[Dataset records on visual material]
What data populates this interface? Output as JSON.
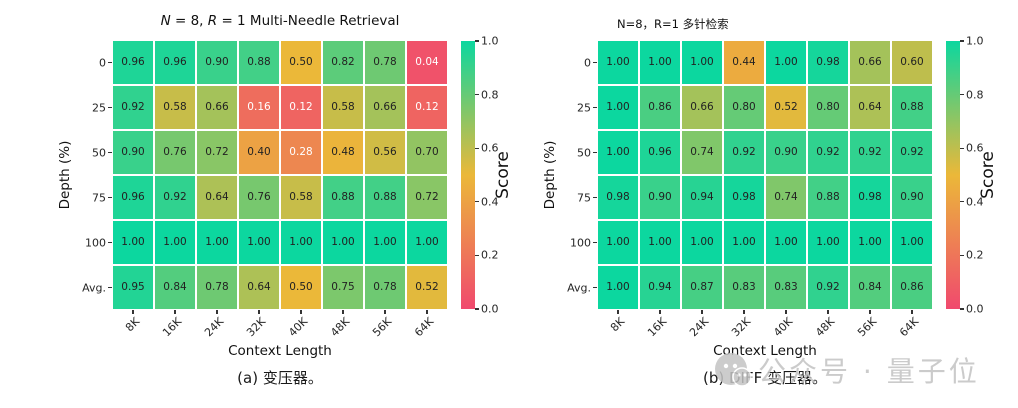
{
  "chart_data": [
    {
      "type": "heatmap",
      "title": "N = 8, R = 1 Multi-Needle Retrieval",
      "title_parts": [
        "N",
        " = 8, ",
        "R",
        " = 1 Multi-Needle Retrieval"
      ],
      "caption": "(a) 变压器。",
      "xlabel": "Context Length",
      "ylabel": "Depth (%)",
      "x": [
        "8K",
        "16K",
        "24K",
        "32K",
        "40K",
        "48K",
        "56K",
        "64K"
      ],
      "y": [
        "0",
        "25",
        "50",
        "75",
        "100",
        "Avg."
      ],
      "values": [
        [
          0.96,
          0.96,
          0.9,
          0.88,
          0.5,
          0.82,
          0.78,
          0.04
        ],
        [
          0.92,
          0.58,
          0.66,
          0.16,
          0.12,
          0.58,
          0.66,
          0.12
        ],
        [
          0.9,
          0.76,
          0.72,
          0.4,
          0.28,
          0.48,
          0.56,
          0.7
        ],
        [
          0.96,
          0.92,
          0.64,
          0.76,
          0.58,
          0.88,
          0.88,
          0.72
        ],
        [
          1.0,
          1.0,
          1.0,
          1.0,
          1.0,
          1.0,
          1.0,
          1.0
        ],
        [
          0.95,
          0.84,
          0.78,
          0.64,
          0.5,
          0.75,
          0.78,
          0.52
        ]
      ],
      "vmin": 0.0,
      "vmax": 1.0,
      "grid_gap": "white",
      "colorbar": {
        "label": "Score",
        "ticks": [
          "1.0",
          "0.8",
          "0.6",
          "0.4",
          "0.2",
          "0.0"
        ],
        "position": "right"
      }
    },
    {
      "type": "heatmap",
      "title": "N=8，R=1 多针检索",
      "caption": "(b) DIFF 变压器。",
      "xlabel": "Context Length",
      "ylabel": "Depth (%)",
      "x": [
        "8K",
        "16K",
        "24K",
        "32K",
        "40K",
        "48K",
        "56K",
        "64K"
      ],
      "y": [
        "0",
        "25",
        "50",
        "75",
        "100",
        "Avg."
      ],
      "values": [
        [
          1.0,
          1.0,
          1.0,
          0.44,
          1.0,
          0.98,
          0.66,
          0.6
        ],
        [
          1.0,
          0.86,
          0.66,
          0.8,
          0.52,
          0.8,
          0.64,
          0.88
        ],
        [
          1.0,
          0.96,
          0.74,
          0.92,
          0.9,
          0.92,
          0.92,
          0.92
        ],
        [
          0.98,
          0.9,
          0.94,
          0.98,
          0.74,
          0.88,
          0.98,
          0.9
        ],
        [
          1.0,
          1.0,
          1.0,
          1.0,
          1.0,
          1.0,
          1.0,
          1.0
        ],
        [
          1.0,
          0.94,
          0.87,
          0.83,
          0.83,
          0.92,
          0.84,
          0.86
        ]
      ],
      "vmin": 0.0,
      "vmax": 1.0,
      "grid_gap": "white",
      "colorbar": {
        "label": "Score",
        "ticks": [
          "1.0",
          "0.8",
          "0.6",
          "0.4",
          "0.2",
          "0.0"
        ],
        "position": "right"
      }
    }
  ],
  "colors": {
    "cmap_stops": [
      [
        0,
        "#F0496E"
      ],
      [
        0.5,
        "#EBB839"
      ],
      [
        1,
        "#0CD79F"
      ]
    ],
    "cell_text_dark": "#222222",
    "cell_text_light": "#ffffff",
    "white_text_below": 0.3,
    "watermark": "#c3c3c3"
  },
  "watermark": {
    "text": "公众号 · 量子位",
    "logo": "quantum-bit-logo"
  }
}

Task statement:
Take the entries shown above and quote them verbatim, passing over the pictures.

Final answer:
What data populates this interface? Output as JSON.
{
  "chart_data": [
    {
      "type": "heatmap",
      "title": "N = 8, R = 1 Multi-Needle Retrieval",
      "title_parts": [
        "N",
        " = 8, ",
        "R",
        " = 1 Multi-Needle Retrieval"
      ],
      "caption": "(a) 变压器。",
      "xlabel": "Context Length",
      "ylabel": "Depth (%)",
      "x": [
        "8K",
        "16K",
        "24K",
        "32K",
        "40K",
        "48K",
        "56K",
        "64K"
      ],
      "y": [
        "0",
        "25",
        "50",
        "75",
        "100",
        "Avg."
      ],
      "values": [
        [
          0.96,
          0.96,
          0.9,
          0.88,
          0.5,
          0.82,
          0.78,
          0.04
        ],
        [
          0.92,
          0.58,
          0.66,
          0.16,
          0.12,
          0.58,
          0.66,
          0.12
        ],
        [
          0.9,
          0.76,
          0.72,
          0.4,
          0.28,
          0.48,
          0.56,
          0.7
        ],
        [
          0.96,
          0.92,
          0.64,
          0.76,
          0.58,
          0.88,
          0.88,
          0.72
        ],
        [
          1.0,
          1.0,
          1.0,
          1.0,
          1.0,
          1.0,
          1.0,
          1.0
        ],
        [
          0.95,
          0.84,
          0.78,
          0.64,
          0.5,
          0.75,
          0.78,
          0.52
        ]
      ],
      "vmin": 0.0,
      "vmax": 1.0,
      "grid_gap": "white",
      "colorbar": {
        "label": "Score",
        "ticks": [
          "1.0",
          "0.8",
          "0.6",
          "0.4",
          "0.2",
          "0.0"
        ],
        "position": "right"
      }
    },
    {
      "type": "heatmap",
      "title": "N=8，R=1 多针检索",
      "caption": "(b) DIFF 变压器。",
      "xlabel": "Context Length",
      "ylabel": "Depth (%)",
      "x": [
        "8K",
        "16K",
        "24K",
        "32K",
        "40K",
        "48K",
        "56K",
        "64K"
      ],
      "y": [
        "0",
        "25",
        "50",
        "75",
        "100",
        "Avg."
      ],
      "values": [
        [
          1.0,
          1.0,
          1.0,
          0.44,
          1.0,
          0.98,
          0.66,
          0.6
        ],
        [
          1.0,
          0.86,
          0.66,
          0.8,
          0.52,
          0.8,
          0.64,
          0.88
        ],
        [
          1.0,
          0.96,
          0.74,
          0.92,
          0.9,
          0.92,
          0.92,
          0.92
        ],
        [
          0.98,
          0.9,
          0.94,
          0.98,
          0.74,
          0.88,
          0.98,
          0.9
        ],
        [
          1.0,
          1.0,
          1.0,
          1.0,
          1.0,
          1.0,
          1.0,
          1.0
        ],
        [
          1.0,
          0.94,
          0.87,
          0.83,
          0.83,
          0.92,
          0.84,
          0.86
        ]
      ],
      "vmin": 0.0,
      "vmax": 1.0,
      "grid_gap": "white",
      "colorbar": {
        "label": "Score",
        "ticks": [
          "1.0",
          "0.8",
          "0.6",
          "0.4",
          "0.2",
          "0.0"
        ],
        "position": "right"
      }
    }
  ],
  "colors": {
    "cmap_stops": [
      [
        0,
        "#F0496E"
      ],
      [
        0.5,
        "#EBB839"
      ],
      [
        1,
        "#0CD79F"
      ]
    ],
    "cell_text_dark": "#222222",
    "cell_text_light": "#ffffff",
    "white_text_below": 0.3,
    "watermark": "#c3c3c3"
  },
  "watermark": {
    "text": "公众号 · 量子位",
    "logo": "quantum-bit-logo"
  }
}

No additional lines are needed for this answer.